Source data
begin

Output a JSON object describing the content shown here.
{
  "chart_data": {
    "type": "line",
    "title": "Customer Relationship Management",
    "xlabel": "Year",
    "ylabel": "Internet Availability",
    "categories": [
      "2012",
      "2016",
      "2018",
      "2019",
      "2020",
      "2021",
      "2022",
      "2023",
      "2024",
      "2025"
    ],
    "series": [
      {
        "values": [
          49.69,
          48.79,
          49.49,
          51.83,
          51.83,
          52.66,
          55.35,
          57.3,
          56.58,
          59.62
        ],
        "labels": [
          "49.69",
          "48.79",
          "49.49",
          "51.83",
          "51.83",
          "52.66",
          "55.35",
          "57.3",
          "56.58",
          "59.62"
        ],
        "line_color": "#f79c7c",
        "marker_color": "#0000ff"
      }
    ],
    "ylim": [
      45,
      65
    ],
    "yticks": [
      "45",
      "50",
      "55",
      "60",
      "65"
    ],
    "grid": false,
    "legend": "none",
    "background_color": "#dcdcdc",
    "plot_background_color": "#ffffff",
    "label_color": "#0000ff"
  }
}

end

> [Aim of the task] Repeat all entries. Match them exactly.

> [Answer to the problem]
Output a JSON object describing the content shown here.
{
  "chart_data": {
    "type": "line",
    "title": "Customer Relationship Management",
    "xlabel": "Year",
    "ylabel": "Internet Availability",
    "categories": [
      "2012",
      "2016",
      "2018",
      "2019",
      "2020",
      "2021",
      "2022",
      "2023",
      "2024",
      "2025"
    ],
    "series": [
      {
        "values": [
          49.69,
          48.79,
          49.49,
          51.83,
          51.83,
          52.66,
          55.35,
          57.3,
          56.58,
          59.62
        ],
        "labels": [
          "49.69",
          "48.79",
          "49.49",
          "51.83",
          "51.83",
          "52.66",
          "55.35",
          "57.3",
          "56.58",
          "59.62"
        ],
        "line_color": "#f79c7c",
        "marker_color": "#0000ff"
      }
    ],
    "ylim": [
      45,
      65
    ],
    "yticks": [
      "45",
      "50",
      "55",
      "60",
      "65"
    ],
    "grid": false,
    "legend": "none",
    "background_color": "#dcdcdc",
    "plot_background_color": "#ffffff",
    "label_color": "#0000ff"
  }
}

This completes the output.